■ **PROVIDED DATA**
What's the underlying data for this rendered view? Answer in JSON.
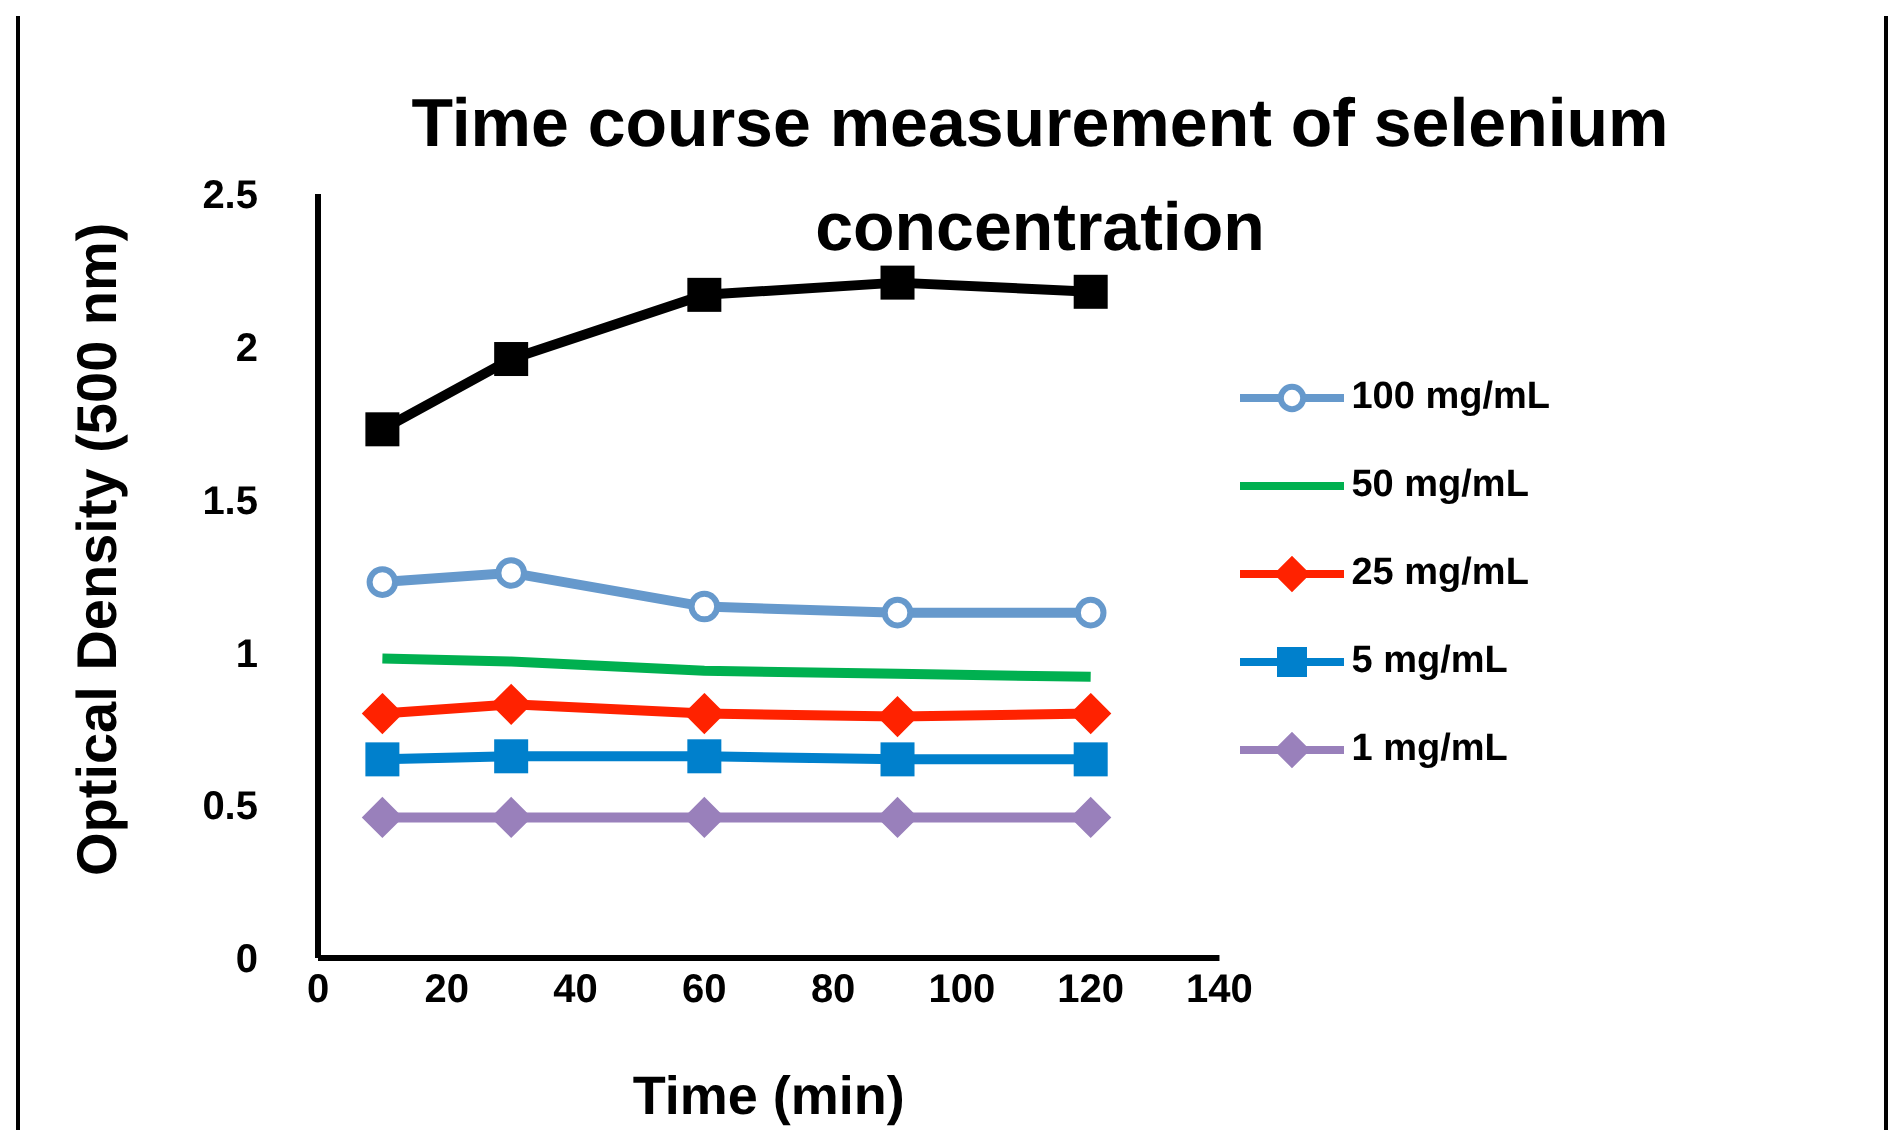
{
  "chart_data": {
    "type": "line",
    "title": "Time course measurement of selenium concentration",
    "xlabel": "Time (min)",
    "ylabel": "Optical Density (500 nm)",
    "x": [
      10,
      30,
      60,
      90,
      120
    ],
    "series": [
      {
        "color": "#000000",
        "marker": "square",
        "values": [
          1.73,
          1.96,
          2.17,
          2.21,
          2.18
        ]
      },
      {
        "name": "100 mg/mL",
        "color": "#6699cc",
        "marker": "circle",
        "values": [
          1.23,
          1.26,
          1.15,
          1.13,
          1.13
        ]
      },
      {
        "name": "50 mg/mL",
        "color": "#00b050",
        "marker": "none",
        "values": [
          0.98,
          0.97,
          0.94,
          0.93,
          0.92
        ]
      },
      {
        "name": "25 mg/mL",
        "color": "#ff2200",
        "marker": "diamond",
        "values": [
          0.8,
          0.83,
          0.8,
          0.79,
          0.8
        ]
      },
      {
        "name": "5 mg/mL",
        "color": "#0080cc",
        "marker": "square",
        "values": [
          0.65,
          0.66,
          0.66,
          0.65,
          0.65
        ]
      },
      {
        "name": "1 mg/mL",
        "color": "#9980bb",
        "marker": "diamond",
        "values": [
          0.46,
          0.46,
          0.46,
          0.46,
          0.46
        ]
      }
    ],
    "xlim": [
      0,
      140
    ],
    "xticks": [
      0,
      20,
      40,
      60,
      80,
      100,
      120,
      140
    ],
    "ylim": [
      0,
      2.5
    ],
    "yticks": [
      0,
      0.5,
      1,
      1.5,
      2,
      2.5
    ],
    "grid": false,
    "legend": "right"
  }
}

■ **EXERCISE INSTRUCTIONS**
Reproduce all entries without any change, and omit the pictures.

■ **ANSWER TO THIS TASK**
What's the underlying data for this rendered view? Answer in JSON.
{
  "chart_data": {
    "type": "line",
    "title": "Time course measurement of selenium concentration",
    "xlabel": "Time (min)",
    "ylabel": "Optical Density (500 nm)",
    "x": [
      10,
      30,
      60,
      90,
      120
    ],
    "series": [
      {
        "color": "#000000",
        "marker": "square",
        "values": [
          1.73,
          1.96,
          2.17,
          2.21,
          2.18
        ]
      },
      {
        "name": "100 mg/mL",
        "color": "#6699cc",
        "marker": "circle",
        "values": [
          1.23,
          1.26,
          1.15,
          1.13,
          1.13
        ]
      },
      {
        "name": "50 mg/mL",
        "color": "#00b050",
        "marker": "none",
        "values": [
          0.98,
          0.97,
          0.94,
          0.93,
          0.92
        ]
      },
      {
        "name": "25 mg/mL",
        "color": "#ff2200",
        "marker": "diamond",
        "values": [
          0.8,
          0.83,
          0.8,
          0.79,
          0.8
        ]
      },
      {
        "name": "5 mg/mL",
        "color": "#0080cc",
        "marker": "square",
        "values": [
          0.65,
          0.66,
          0.66,
          0.65,
          0.65
        ]
      },
      {
        "name": "1 mg/mL",
        "color": "#9980bb",
        "marker": "diamond",
        "values": [
          0.46,
          0.46,
          0.46,
          0.46,
          0.46
        ]
      }
    ],
    "xlim": [
      0,
      140
    ],
    "xticks": [
      0,
      20,
      40,
      60,
      80,
      100,
      120,
      140
    ],
    "ylim": [
      0,
      2.5
    ],
    "yticks": [
      0,
      0.5,
      1,
      1.5,
      2,
      2.5
    ],
    "grid": false,
    "legend": "right"
  }
}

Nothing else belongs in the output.